▶ _MATERIAL FOR THIS EXERCISE_:
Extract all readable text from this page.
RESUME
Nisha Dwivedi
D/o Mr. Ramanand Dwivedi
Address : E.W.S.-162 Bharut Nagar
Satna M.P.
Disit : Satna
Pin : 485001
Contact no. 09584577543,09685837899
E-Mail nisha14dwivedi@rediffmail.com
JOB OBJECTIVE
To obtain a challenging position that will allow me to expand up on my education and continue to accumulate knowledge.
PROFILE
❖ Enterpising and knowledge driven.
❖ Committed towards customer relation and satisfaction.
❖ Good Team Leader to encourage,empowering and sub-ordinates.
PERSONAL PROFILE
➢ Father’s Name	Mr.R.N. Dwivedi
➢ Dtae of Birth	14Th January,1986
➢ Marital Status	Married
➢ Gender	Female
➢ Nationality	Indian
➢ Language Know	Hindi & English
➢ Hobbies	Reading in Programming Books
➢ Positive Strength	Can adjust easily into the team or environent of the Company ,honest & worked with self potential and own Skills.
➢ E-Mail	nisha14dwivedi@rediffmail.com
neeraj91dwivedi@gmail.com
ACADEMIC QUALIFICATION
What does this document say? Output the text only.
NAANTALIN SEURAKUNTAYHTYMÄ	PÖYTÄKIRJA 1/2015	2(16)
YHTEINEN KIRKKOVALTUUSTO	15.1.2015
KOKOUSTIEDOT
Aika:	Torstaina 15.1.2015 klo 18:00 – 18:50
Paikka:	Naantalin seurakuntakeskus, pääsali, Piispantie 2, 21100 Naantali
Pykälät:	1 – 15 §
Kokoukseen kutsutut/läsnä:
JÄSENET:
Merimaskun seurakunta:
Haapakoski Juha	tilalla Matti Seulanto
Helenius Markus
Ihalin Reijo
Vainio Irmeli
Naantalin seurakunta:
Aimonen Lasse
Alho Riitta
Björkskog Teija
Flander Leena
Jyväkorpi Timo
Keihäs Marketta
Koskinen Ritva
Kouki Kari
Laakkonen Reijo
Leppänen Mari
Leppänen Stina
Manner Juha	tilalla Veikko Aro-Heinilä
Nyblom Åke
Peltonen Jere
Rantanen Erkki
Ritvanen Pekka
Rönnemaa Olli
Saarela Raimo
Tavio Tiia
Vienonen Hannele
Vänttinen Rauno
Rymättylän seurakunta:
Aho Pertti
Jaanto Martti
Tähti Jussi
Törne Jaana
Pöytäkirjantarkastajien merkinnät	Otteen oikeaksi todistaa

▶ _TASK TO COMPLETE_: Write the lines out exactly, from the one with "What does this" down to the last line of the listing, and leave out all others.

▶ _TASK RESPONSE_:
What does this document say? Output the text only.
NAANTALIN SEURAKUNTAYHTYMÄ	PÖYTÄKIRJA 1/2015	2(16)
YHTEINEN KIRKKOVALTUUSTO	15.1.2015
KOKOUSTIEDOT
Aika:	Torstaina 15.1.2015 klo 18:00 – 18:50
Paikka:	Naantalin seurakuntakeskus, pääsali, Piispantie 2, 21100 Naantali
Pykälät:	1 – 15 §
Kokoukseen kutsutut/läsnä:
JÄSENET:
Merimaskun seurakunta:
Haapakoski Juha	tilalla Matti Seulanto
Helenius Markus
Ihalin Reijo
Vainio Irmeli
Naantalin seurakunta:
Aimonen Lasse
Alho Riitta
Björkskog Teija
Flander Leena
Jyväkorpi Timo
Keihäs Marketta
Koskinen Ritva
Kouki Kari
Laakkonen Reijo
Leppänen Mari
Leppänen Stina
Manner Juha	tilalla Veikko Aro-Heinilä
Nyblom Åke
Peltonen Jere
Rantanen Erkki
Ritvanen Pekka
Rönnemaa Olli
Saarela Raimo
Tavio Tiia
Vienonen Hannele
Vänttinen Rauno
Rymättylän seurakunta:
Aho Pertti
Jaanto Martti
Tähti Jussi
Törne Jaana
Pöytäkirjantarkastajien merkinnät	Otteen oikeaksi todistaa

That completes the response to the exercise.